## Brief
Find the string "data" and gather every line that holds it.

** Start Material to process **

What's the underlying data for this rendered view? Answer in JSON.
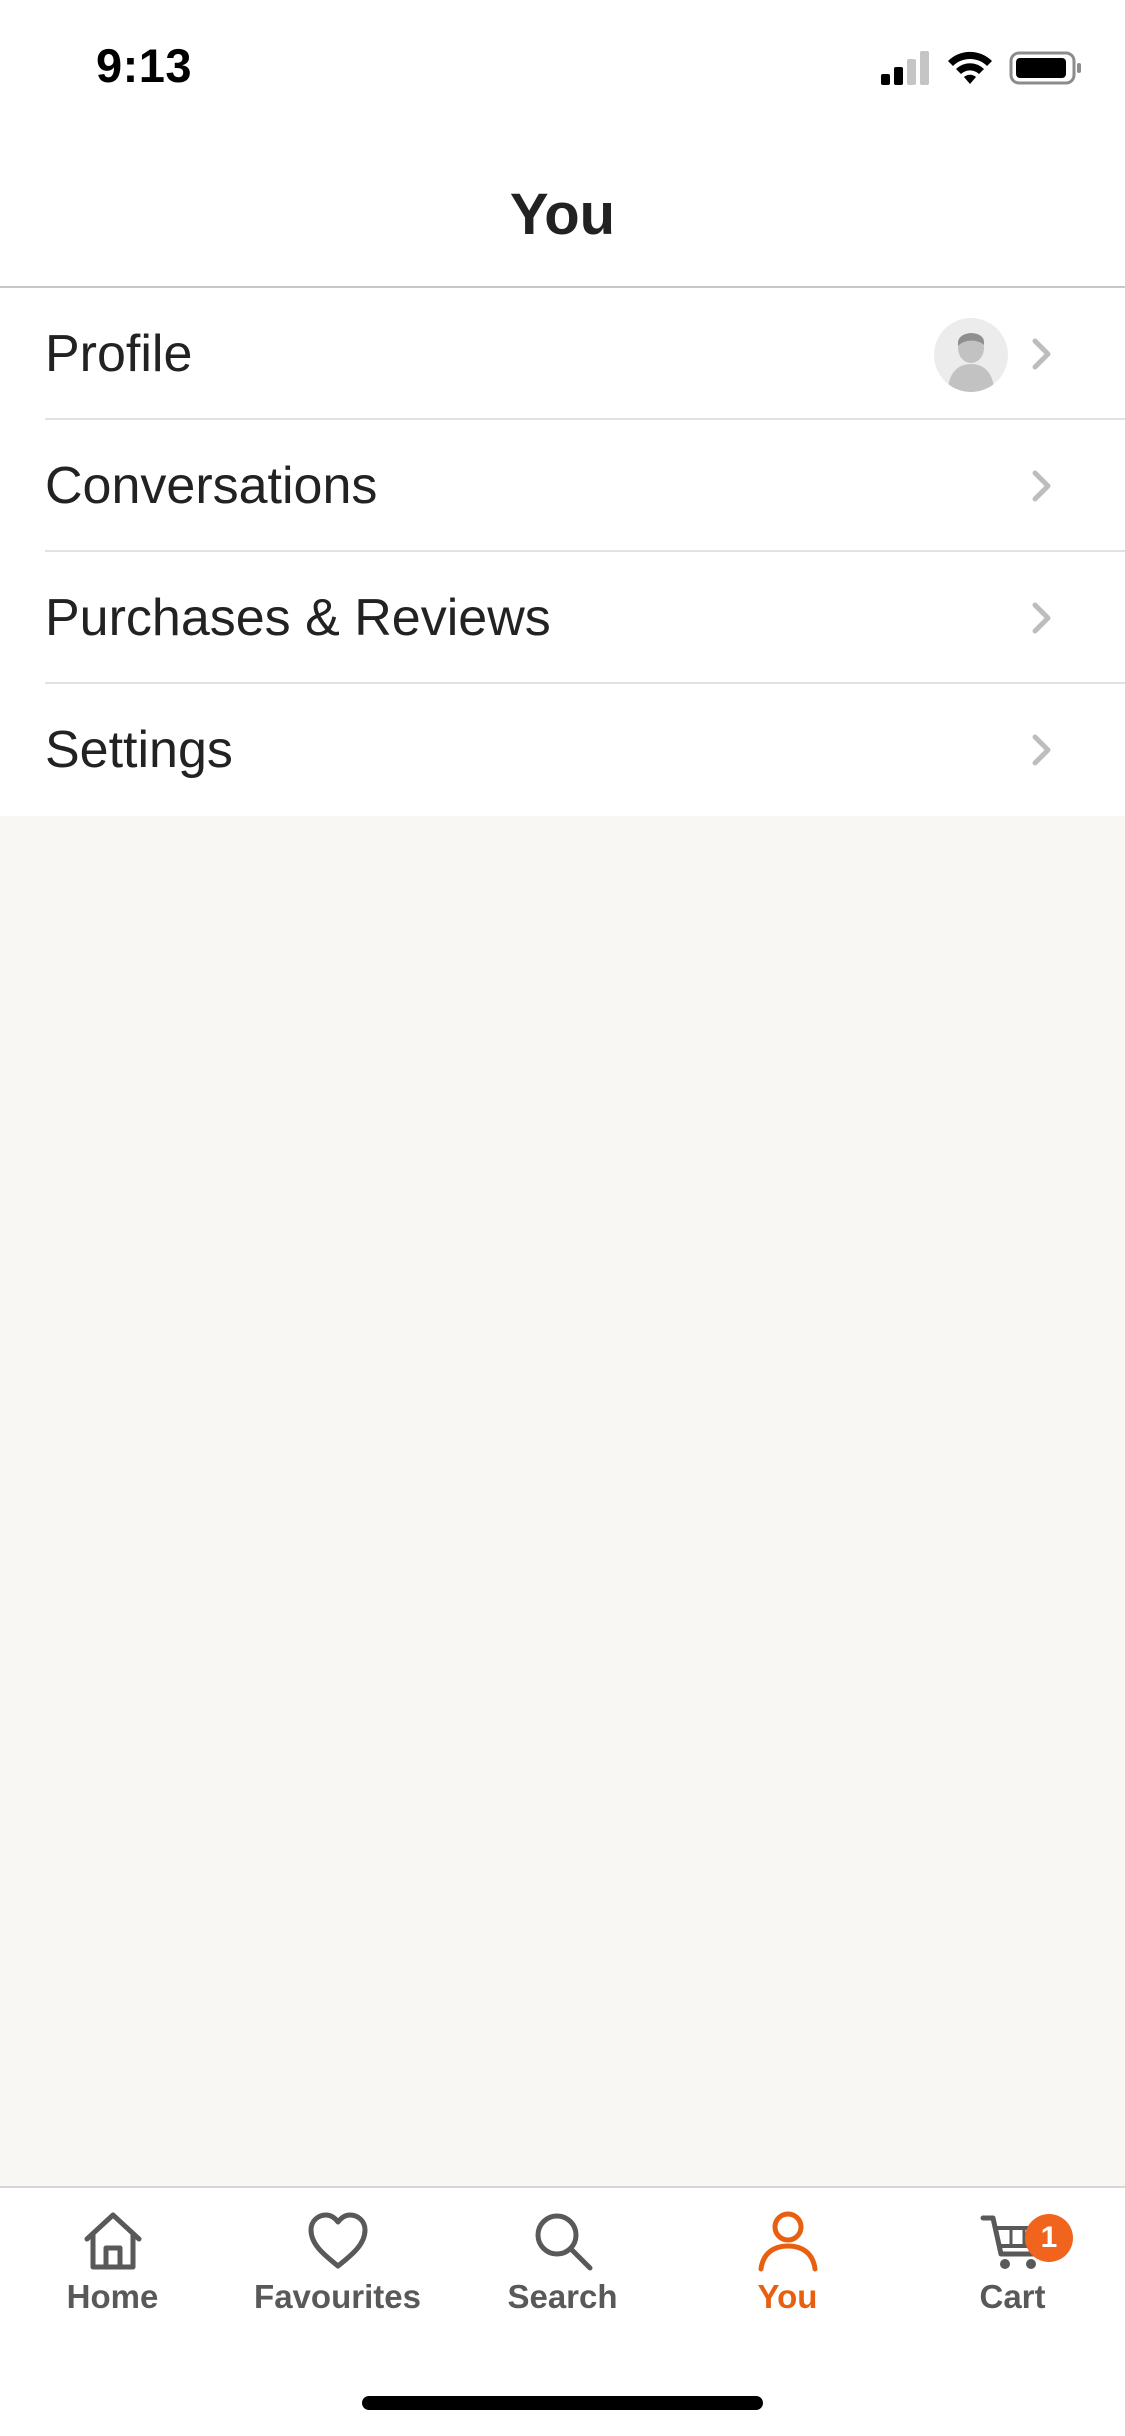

** End Material to process **
** Start Material to process **

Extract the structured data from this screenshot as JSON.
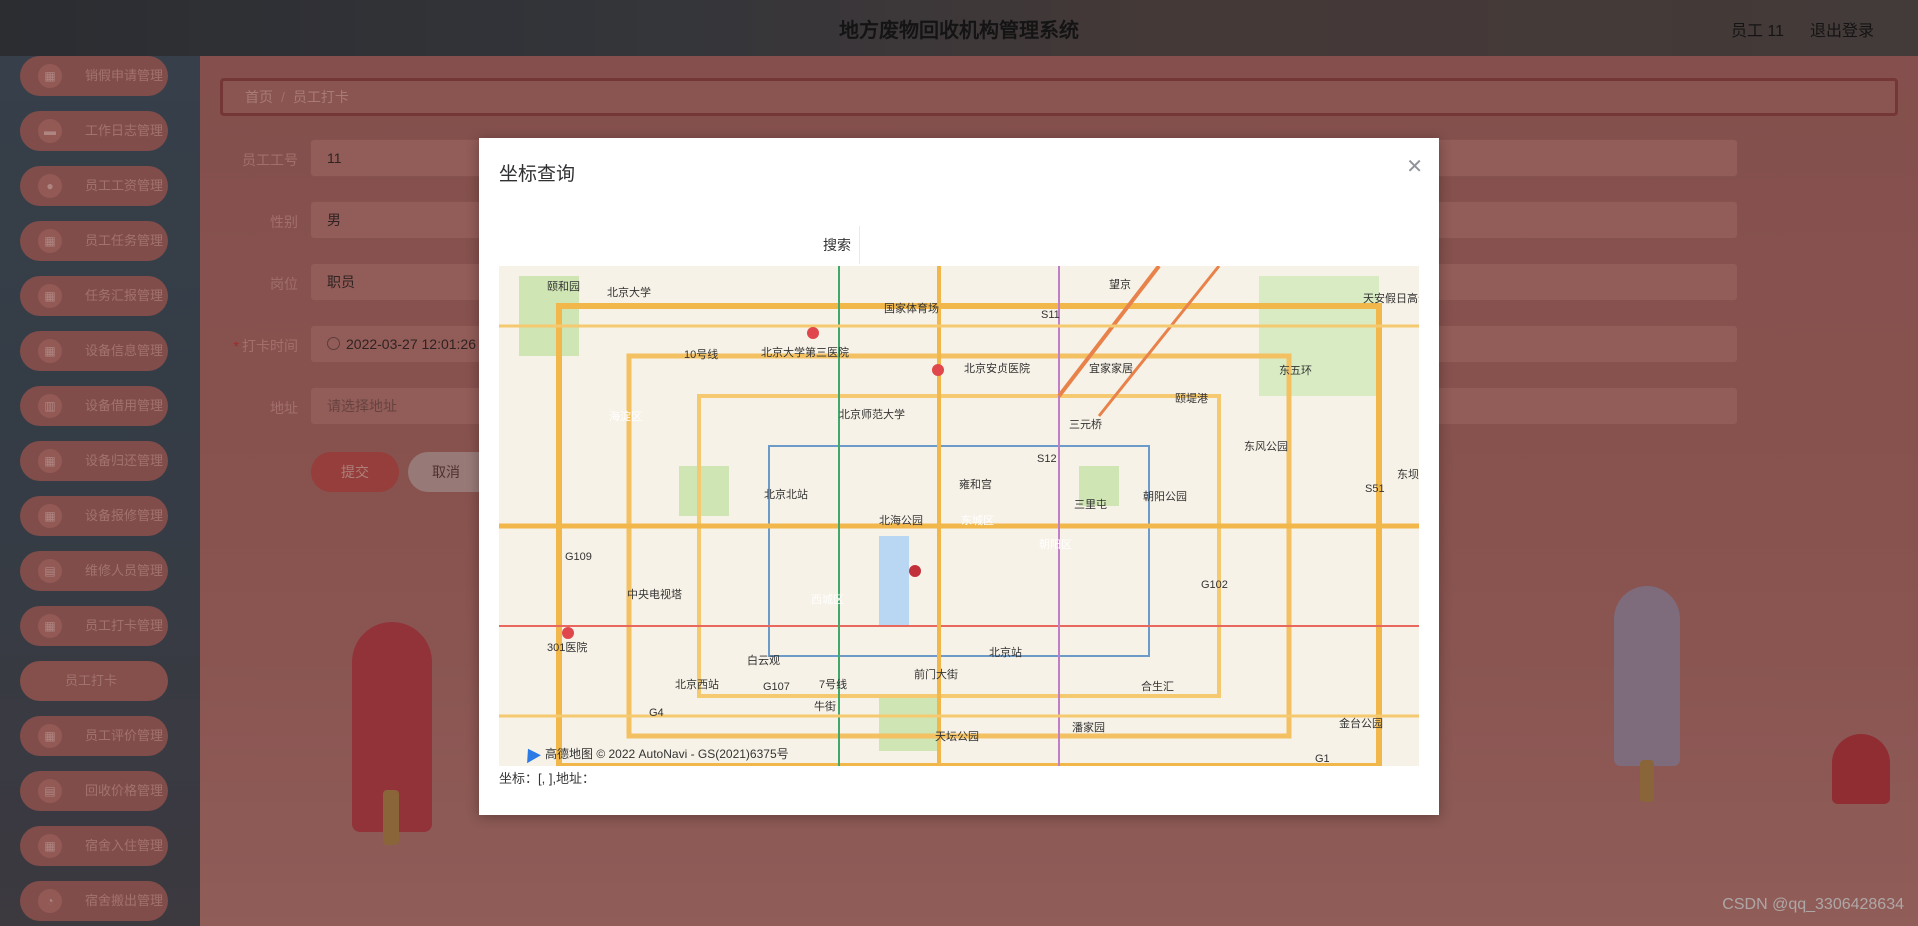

** End Material to process **
** Start Material to process **

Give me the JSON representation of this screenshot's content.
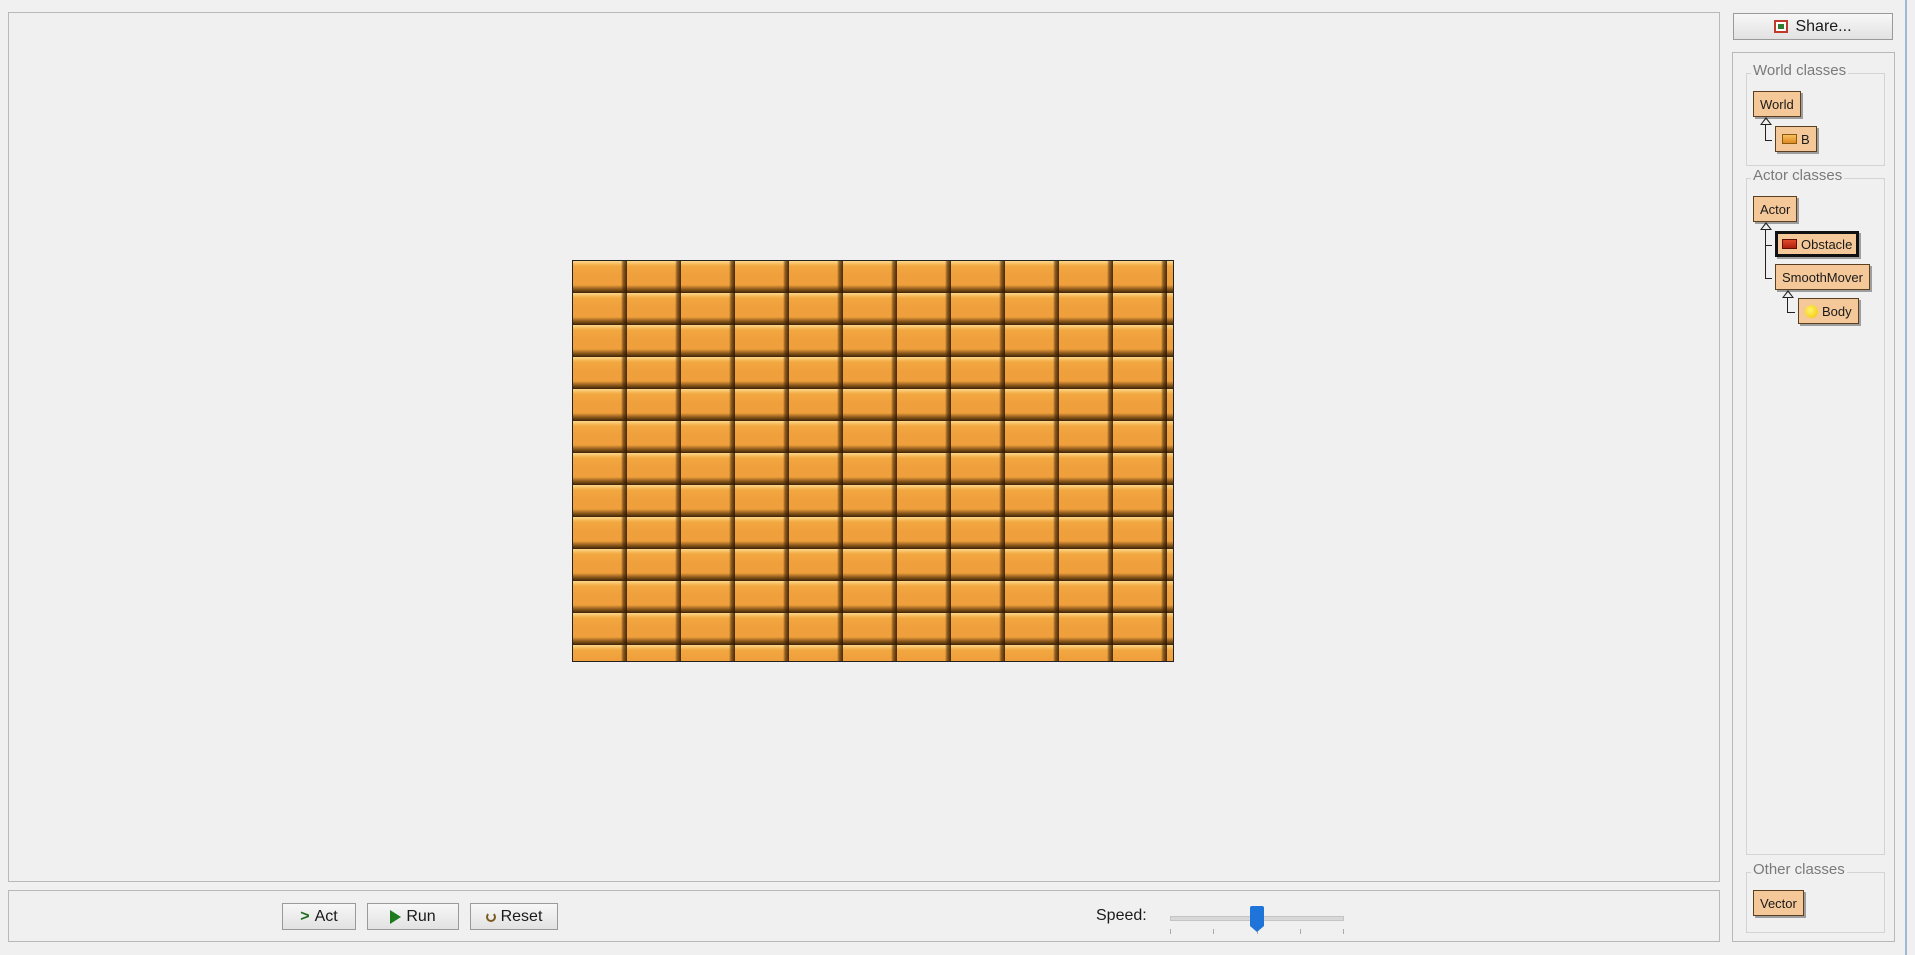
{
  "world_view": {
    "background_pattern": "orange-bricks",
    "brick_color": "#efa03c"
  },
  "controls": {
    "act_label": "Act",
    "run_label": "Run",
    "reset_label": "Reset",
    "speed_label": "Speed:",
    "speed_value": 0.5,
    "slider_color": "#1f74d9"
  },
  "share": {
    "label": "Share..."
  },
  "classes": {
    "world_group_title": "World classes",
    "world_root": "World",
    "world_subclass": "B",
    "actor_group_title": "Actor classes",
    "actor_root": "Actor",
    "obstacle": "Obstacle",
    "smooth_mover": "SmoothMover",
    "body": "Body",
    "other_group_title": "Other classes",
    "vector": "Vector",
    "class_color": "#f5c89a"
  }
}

** End Material to process **

## Exercise solution
What's the underlying data for this rendered view? Answer in JSON.
Extract the structured data from this screenshot as JSON.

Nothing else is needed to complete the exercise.